[Data items]
-*-

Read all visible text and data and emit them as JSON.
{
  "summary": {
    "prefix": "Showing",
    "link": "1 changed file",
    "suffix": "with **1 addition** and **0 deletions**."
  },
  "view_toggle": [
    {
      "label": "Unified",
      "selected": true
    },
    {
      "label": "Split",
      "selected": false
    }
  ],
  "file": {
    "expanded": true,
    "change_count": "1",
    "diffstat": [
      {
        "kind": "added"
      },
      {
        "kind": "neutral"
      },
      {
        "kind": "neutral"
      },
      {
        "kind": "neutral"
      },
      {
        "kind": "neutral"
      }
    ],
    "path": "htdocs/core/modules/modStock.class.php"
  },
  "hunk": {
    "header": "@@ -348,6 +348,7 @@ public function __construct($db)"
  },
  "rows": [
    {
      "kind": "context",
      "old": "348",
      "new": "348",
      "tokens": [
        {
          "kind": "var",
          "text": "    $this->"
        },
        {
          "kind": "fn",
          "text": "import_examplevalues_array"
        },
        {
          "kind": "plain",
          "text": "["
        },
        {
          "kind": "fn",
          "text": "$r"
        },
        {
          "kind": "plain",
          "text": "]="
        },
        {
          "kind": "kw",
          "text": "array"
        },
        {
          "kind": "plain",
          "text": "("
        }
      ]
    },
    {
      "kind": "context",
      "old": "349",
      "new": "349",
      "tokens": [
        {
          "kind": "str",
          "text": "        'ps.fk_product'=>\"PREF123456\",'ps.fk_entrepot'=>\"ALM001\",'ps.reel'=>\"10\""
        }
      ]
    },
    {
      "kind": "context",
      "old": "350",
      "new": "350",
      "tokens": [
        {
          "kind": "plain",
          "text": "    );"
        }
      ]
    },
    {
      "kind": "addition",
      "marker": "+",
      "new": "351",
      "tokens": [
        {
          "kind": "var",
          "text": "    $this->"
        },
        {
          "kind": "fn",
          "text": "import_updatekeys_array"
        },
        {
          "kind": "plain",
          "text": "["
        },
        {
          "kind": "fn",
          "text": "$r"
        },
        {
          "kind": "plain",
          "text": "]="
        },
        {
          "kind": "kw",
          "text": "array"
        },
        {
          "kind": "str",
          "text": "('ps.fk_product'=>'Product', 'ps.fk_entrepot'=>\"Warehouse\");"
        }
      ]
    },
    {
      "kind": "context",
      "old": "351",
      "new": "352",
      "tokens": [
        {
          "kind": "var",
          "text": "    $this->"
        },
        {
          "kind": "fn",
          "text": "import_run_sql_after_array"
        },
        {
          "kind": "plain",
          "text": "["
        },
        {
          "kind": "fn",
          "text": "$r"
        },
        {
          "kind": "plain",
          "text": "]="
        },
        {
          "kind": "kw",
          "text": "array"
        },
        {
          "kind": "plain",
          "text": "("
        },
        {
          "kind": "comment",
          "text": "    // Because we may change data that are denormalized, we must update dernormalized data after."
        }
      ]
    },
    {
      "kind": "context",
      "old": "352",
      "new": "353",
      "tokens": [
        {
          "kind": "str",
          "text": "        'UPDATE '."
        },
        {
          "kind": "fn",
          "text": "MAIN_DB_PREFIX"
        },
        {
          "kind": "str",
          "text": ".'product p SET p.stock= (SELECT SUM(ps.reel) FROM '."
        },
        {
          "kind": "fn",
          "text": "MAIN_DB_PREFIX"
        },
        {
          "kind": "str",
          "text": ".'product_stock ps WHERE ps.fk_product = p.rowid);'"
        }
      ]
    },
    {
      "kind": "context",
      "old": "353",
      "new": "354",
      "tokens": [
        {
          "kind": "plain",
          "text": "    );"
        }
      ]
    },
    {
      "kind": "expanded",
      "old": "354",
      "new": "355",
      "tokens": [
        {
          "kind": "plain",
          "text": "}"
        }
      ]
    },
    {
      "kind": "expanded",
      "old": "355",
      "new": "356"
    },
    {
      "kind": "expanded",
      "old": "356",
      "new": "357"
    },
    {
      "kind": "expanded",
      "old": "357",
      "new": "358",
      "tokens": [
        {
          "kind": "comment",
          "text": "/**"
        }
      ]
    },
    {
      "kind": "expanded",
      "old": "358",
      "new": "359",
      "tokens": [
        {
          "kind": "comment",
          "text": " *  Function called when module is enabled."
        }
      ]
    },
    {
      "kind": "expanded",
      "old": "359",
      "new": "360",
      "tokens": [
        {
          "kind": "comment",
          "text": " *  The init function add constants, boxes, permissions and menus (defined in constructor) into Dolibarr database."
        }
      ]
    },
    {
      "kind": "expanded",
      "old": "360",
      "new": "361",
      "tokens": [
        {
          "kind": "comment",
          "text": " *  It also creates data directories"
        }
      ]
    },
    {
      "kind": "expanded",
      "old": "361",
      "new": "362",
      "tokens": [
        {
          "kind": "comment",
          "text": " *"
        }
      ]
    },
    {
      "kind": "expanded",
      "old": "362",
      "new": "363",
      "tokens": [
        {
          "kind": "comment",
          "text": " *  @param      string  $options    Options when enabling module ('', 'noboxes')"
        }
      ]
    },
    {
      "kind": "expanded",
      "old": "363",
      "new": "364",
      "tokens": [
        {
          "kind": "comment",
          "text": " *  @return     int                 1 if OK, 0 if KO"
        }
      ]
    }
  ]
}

-*-

= WHAT IS REQUIRED =
Extract every entry in the listing word for word.

= RESPONSE =
Read all visible text and data and emit them as JSON.
{
  "summary": {
    "prefix": "Showing",
    "link": "1 changed file",
    "suffix": "with **1 addition** and **0 deletions**."
  },
  "view_toggle": [
    {
      "label": "Unified",
      "selected": true
    },
    {
      "label": "Split",
      "selected": false
    }
  ],
  "file": {
    "expanded": true,
    "change_count": "1",
    "diffstat": [
      {
        "kind": "added"
      },
      {
        "kind": "neutral"
      },
      {
        "kind": "neutral"
      },
      {
        "kind": "neutral"
      },
      {
        "kind": "neutral"
      }
    ],
    "path": "htdocs/core/modules/modStock.class.php"
  },
  "hunk": {
    "header": "@@ -348,6 +348,7 @@ public function __construct($db)"
  },
  "rows": [
    {
      "kind": "context",
      "old": "348",
      "new": "348",
      "tokens": [
        {
          "kind": "var",
          "text": "    $this->"
        },
        {
          "kind": "fn",
          "text": "import_examplevalues_array"
        },
        {
          "kind": "plain",
          "text": "["
        },
        {
          "kind": "fn",
          "text": "$r"
        },
        {
          "kind": "plain",
          "text": "]="
        },
        {
          "kind": "kw",
          "text": "array"
        },
        {
          "kind": "plain",
          "text": "("
        }
      ]
    },
    {
      "kind": "context",
      "old": "349",
      "new": "349",
      "tokens": [
        {
          "kind": "str",
          "text": "        'ps.fk_product'=>\"PREF123456\",'ps.fk_entrepot'=>\"ALM001\",'ps.reel'=>\"10\""
        }
      ]
    },
    {
      "kind": "context",
      "old": "350",
      "new": "350",
      "tokens": [
        {
          "kind": "plain",
          "text": "    );"
        }
      ]
    },
    {
      "kind": "addition",
      "marker": "+",
      "new": "351",
      "tokens": [
        {
          "kind": "var",
          "text": "    $this->"
        },
        {
          "kind": "fn",
          "text": "import_updatekeys_array"
        },
        {
          "kind": "plain",
          "text": "["
        },
        {
          "kind": "fn",
          "text": "$r"
        },
        {
          "kind": "plain",
          "text": "]="
        },
        {
          "kind": "kw",
          "text": "array"
        },
        {
          "kind": "str",
          "text": "('ps.fk_product'=>'Product', 'ps.fk_entrepot'=>\"Warehouse\");"
        }
      ]
    },
    {
      "kind": "context",
      "old": "351",
      "new": "352",
      "tokens": [
        {
          "kind": "var",
          "text": "    $this->"
        },
        {
          "kind": "fn",
          "text": "import_run_sql_after_array"
        },
        {
          "kind": "plain",
          "text": "["
        },
        {
          "kind": "fn",
          "text": "$r"
        },
        {
          "kind": "plain",
          "text": "]="
        },
        {
          "kind": "kw",
          "text": "array"
        },
        {
          "kind": "plain",
          "text": "("
        },
        {
          "kind": "comment",
          "text": "    // Because we may change data that are denormalized, we must update dernormalized data after."
        }
      ]
    },
    {
      "kind": "context",
      "old": "352",
      "new": "353",
      "tokens": [
        {
          "kind": "str",
          "text": "        'UPDATE '."
        },
        {
          "kind": "fn",
          "text": "MAIN_DB_PREFIX"
        },
        {
          "kind": "str",
          "text": ".'product p SET p.stock= (SELECT SUM(ps.reel) FROM '."
        },
        {
          "kind": "fn",
          "text": "MAIN_DB_PREFIX"
        },
        {
          "kind": "str",
          "text": ".'product_stock ps WHERE ps.fk_product = p.rowid);'"
        }
      ]
    },
    {
      "kind": "context",
      "old": "353",
      "new": "354",
      "tokens": [
        {
          "kind": "plain",
          "text": "    );"
        }
      ]
    },
    {
      "kind": "expanded",
      "old": "354",
      "new": "355",
      "tokens": [
        {
          "kind": "plain",
          "text": "}"
        }
      ]
    },
    {
      "kind": "expanded",
      "old": "355",
      "new": "356"
    },
    {
      "kind": "expanded",
      "old": "356",
      "new": "357"
    },
    {
      "kind": "expanded",
      "old": "357",
      "new": "358",
      "tokens": [
        {
          "kind": "comment",
          "text": "/**"
        }
      ]
    },
    {
      "kind": "expanded",
      "old": "358",
      "new": "359",
      "tokens": [
        {
          "kind": "comment",
          "text": " *  Function called when module is enabled."
        }
      ]
    },
    {
      "kind": "expanded",
      "old": "359",
      "new": "360",
      "tokens": [
        {
          "kind": "comment",
          "text": " *  The init function add constants, boxes, permissions and menus (defined in constructor) into Dolibarr database."
        }
      ]
    },
    {
      "kind": "expanded",
      "old": "360",
      "new": "361",
      "tokens": [
        {
          "kind": "comment",
          "text": " *  It also creates data directories"
        }
      ]
    },
    {
      "kind": "expanded",
      "old": "361",
      "new": "362",
      "tokens": [
        {
          "kind": "comment",
          "text": " *"
        }
      ]
    },
    {
      "kind": "expanded",
      "old": "362",
      "new": "363",
      "tokens": [
        {
          "kind": "comment",
          "text": " *  @param      string  $options    Options when enabling module ('', 'noboxes')"
        }
      ]
    },
    {
      "kind": "expanded",
      "old": "363",
      "new": "364",
      "tokens": [
        {
          "kind": "comment",
          "text": " *  @return     int                 1 if OK, 0 if KO"
        }
      ]
    }
  ]
}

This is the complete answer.